== What the exercise asks ==
Return each line of the data below verbatim; pictures are to be left out.

== Supplied entries ==

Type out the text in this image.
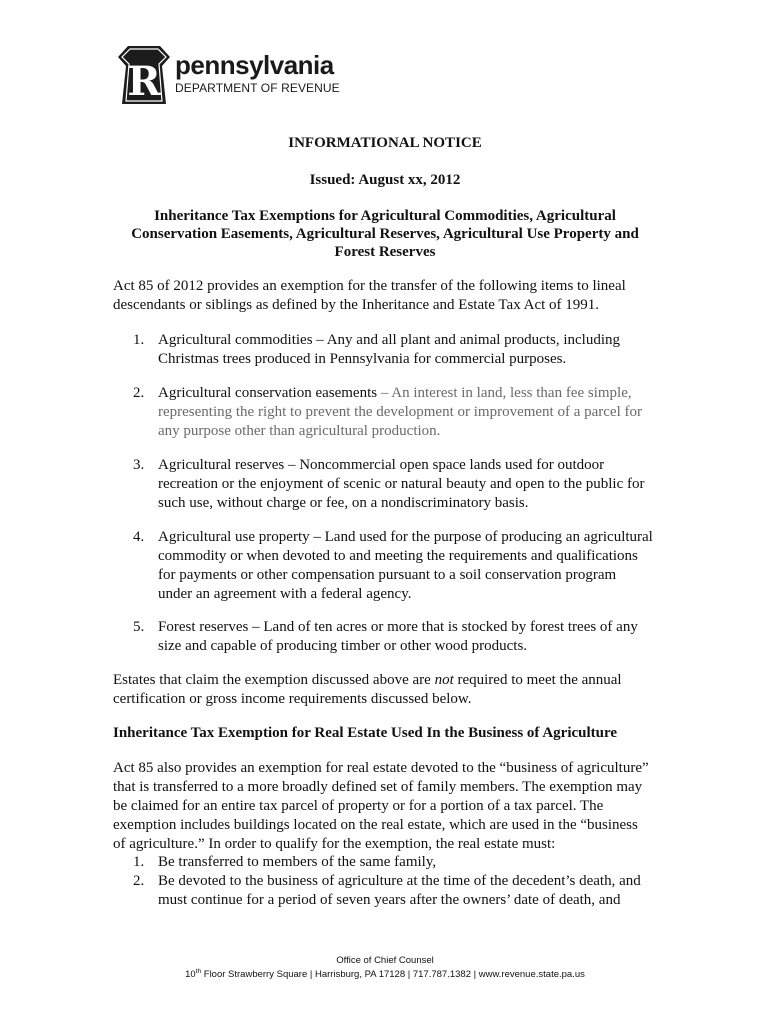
R pennsylvania
DEPARTMENT OF REVENUE
INFORMATIONAL NOTICE
Issued: August xx, 2012
Inheritance Tax Exemptions for Agricultural Commodities, Agricultural
Conservation Easements, Agricultural Reserves, Agricultural Use Property and
Forest Reserves
Act 85 of 2012 provides an exemption for the transfer of the following items to lineal
descendants or siblings as defined by the Inheritance and Estate Tax Act of 1991.
1. Agricultural commodities – Any and all plant and animal products, including
Christmas trees produced in Pennsylvania for commercial purposes.
2. Agricultural conservation easements – An interest in land, less than fee simple,
representing the right to prevent the development or improvement of a parcel for
any purpose other than agricultural production.
3. Agricultural reserves – Noncommercial open space lands used for outdoor
recreation or the enjoyment of scenic or natural beauty and open to the public for
such use, without charge or fee, on a nondiscriminatory basis.
4. Agricultural use property – Land used for the purpose of producing an agricultural
commodity or when devoted to and meeting the requirements and qualifications
for payments or other compensation pursuant to a soil conservation program
under an agreement with a federal agency.
5. Forest reserves – Land of ten acres or more that is stocked by forest trees of any
size and capable of producing timber or other wood products.
Estates that claim the exemption discussed above are not required to meet the annual
certification or gross income requirements discussed below.
Inheritance Tax Exemption for Real Estate Used In the Business of Agriculture
Act 85 also provides an exemption for real estate devoted to the “business of agriculture”
that is transferred to a more broadly defined set of family members. The exemption may
be claimed for an entire tax parcel of property or for a portion of a tax parcel. The
exemption includes buildings located on the real estate, which are used in the “business
of agriculture.” In order to qualify for the exemption, the real estate must:
1. Be transferred to members of the same family,
2. Be devoted to the business of agriculture at the time of the decedent’s death, and
must continue for a period of seven years after the owners’ date of death, and
Office of Chief Counsel
10th Floor Strawberry Square | Harrisburg, PA 17128 | 717.787.1382 | www.revenue.state.pa.us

== Final result ==
Type out the text in this image.
R pennsylvania
DEPARTMENT OF REVENUE
INFORMATIONAL NOTICE
Issued: August xx, 2012
Inheritance Tax Exemptions for Agricultural Commodities, Agricultural
Conservation Easements, Agricultural Reserves, Agricultural Use Property and
Forest Reserves
Act 85 of 2012 provides an exemption for the transfer of the following items to lineal
descendants or siblings as defined by the Inheritance and Estate Tax Act of 1991.
1. Agricultural commodities – Any and all plant and animal products, including
Christmas trees produced in Pennsylvania for commercial purposes.
2. Agricultural conservation easements – An interest in land, less than fee simple,
representing the right to prevent the development or improvement of a parcel for
any purpose other than agricultural production.
3. Agricultural reserves – Noncommercial open space lands used for outdoor
recreation or the enjoyment of scenic or natural beauty and open to the public for
such use, without charge or fee, on a nondiscriminatory basis.
4. Agricultural use property – Land used for the purpose of producing an agricultural
commodity or when devoted to and meeting the requirements and qualifications
for payments or other compensation pursuant to a soil conservation program
under an agreement with a federal agency.
5. Forest reserves – Land of ten acres or more that is stocked by forest trees of any
size and capable of producing timber or other wood products.
Estates that claim the exemption discussed above are not required to meet the annual
certification or gross income requirements discussed below.
Inheritance Tax Exemption for Real Estate Used In the Business of Agriculture
Act 85 also provides an exemption for real estate devoted to the “business of agriculture”
that is transferred to a more broadly defined set of family members. The exemption may
be claimed for an entire tax parcel of property or for a portion of a tax parcel. The
exemption includes buildings located on the real estate, which are used in the “business
of agriculture.” In order to qualify for the exemption, the real estate must:
1. Be transferred to members of the same family,
2. Be devoted to the business of agriculture at the time of the decedent’s death, and
must continue for a period of seven years after the owners’ date of death, and
Office of Chief Counsel
10th Floor Strawberry Square | Harrisburg, PA 17128 | 717.787.1382 | www.revenue.state.pa.us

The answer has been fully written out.